= 2009–10 Canada men's national ice hockey team =

The Canada men's national ice hockey team participated in various events during the 2009–10 ice hockey season.

==News and notes==
- June 29, 2009: Hockey hall of famer Jean Béliveau was named an honorary Team Canada member and honorary captain of Canada's 2010 Men's Olympic Hockey Team. Béliveau was honoured at a press conference, which was part of a Hockey Canada Foundation fundraiser. Serge Savard and Yvan Cournoyer presented Béliveau with a Team Canada jersey.
- February 28: After winning the gold medal, Canada has once again earned the number one ranking in the IIHF Women's World Ranking. Canada's men are also ranked first in the IIHF Men's World Ranking.

==IIHF World Jr. Championships==
Canada hosted the 2010 World Junior Ice Hockey Championships from December 26, 2009, to January 5, 2010. The Canada roster included 21 NHL draft picks, including 10 first round selections. Of note, Jordan Eberle passed John Tavares as Canada's all-time leading goal scorer in the World Junior Hockey Tournament with 14 goals.

※

__The tasks__.
- A) According to the article on Canada's 2009–10 men's hockey team, who presented Jean Béliveau with a Team Canada jersey?
- B) Copy word for word the stretch of the hockey article from "- February 28: After" through "with 14 goals.".

※

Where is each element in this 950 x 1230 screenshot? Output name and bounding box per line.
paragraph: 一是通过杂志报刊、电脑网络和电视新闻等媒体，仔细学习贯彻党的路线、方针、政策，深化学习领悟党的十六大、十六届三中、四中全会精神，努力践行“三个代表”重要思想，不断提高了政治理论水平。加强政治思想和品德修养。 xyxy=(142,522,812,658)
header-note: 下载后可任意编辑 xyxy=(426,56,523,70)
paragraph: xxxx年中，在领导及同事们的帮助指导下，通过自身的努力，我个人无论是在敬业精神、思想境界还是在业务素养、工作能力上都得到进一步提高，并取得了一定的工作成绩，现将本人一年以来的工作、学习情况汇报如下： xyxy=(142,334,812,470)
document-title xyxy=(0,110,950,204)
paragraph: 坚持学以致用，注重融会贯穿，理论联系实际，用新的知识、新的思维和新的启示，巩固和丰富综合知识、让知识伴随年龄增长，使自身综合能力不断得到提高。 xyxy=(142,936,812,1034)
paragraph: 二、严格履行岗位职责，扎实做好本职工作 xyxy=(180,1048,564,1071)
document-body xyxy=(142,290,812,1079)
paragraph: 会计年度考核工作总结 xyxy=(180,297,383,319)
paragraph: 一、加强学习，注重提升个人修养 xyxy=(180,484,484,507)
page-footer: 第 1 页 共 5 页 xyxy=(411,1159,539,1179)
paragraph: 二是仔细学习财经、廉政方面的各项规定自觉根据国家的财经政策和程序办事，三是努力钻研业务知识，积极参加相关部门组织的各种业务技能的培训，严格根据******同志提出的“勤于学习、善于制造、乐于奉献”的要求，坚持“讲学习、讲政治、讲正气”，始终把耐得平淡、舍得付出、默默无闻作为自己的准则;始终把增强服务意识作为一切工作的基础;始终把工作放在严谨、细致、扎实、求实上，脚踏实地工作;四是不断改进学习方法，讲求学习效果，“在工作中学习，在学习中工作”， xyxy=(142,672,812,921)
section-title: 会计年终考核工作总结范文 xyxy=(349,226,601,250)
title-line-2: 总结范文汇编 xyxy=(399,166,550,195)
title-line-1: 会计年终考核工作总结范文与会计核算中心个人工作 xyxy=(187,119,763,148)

※

__Task-by-task outputs__.
- A) Serge Savard and Yvan Cournoyer

- B)
- February 28: After winning the gold medal, Canada has once again earned the number one ranking in the IIHF Women's World Ranking. Canada's men are also ranked first in the IIHF Men's World Ranking.

==IIHF World Jr. Championships==
Canada hosted the 2010 World Junior Ice Hockey Championships from December 26, 2009, to January 5, 2010. The Canada roster included 21 NHL draft picks, including 10 first round selections. Of note, Jordan Eberle passed John Tavares as Canada's all-time leading goal scorer in the World Junior Hockey Tournament with 14 goals.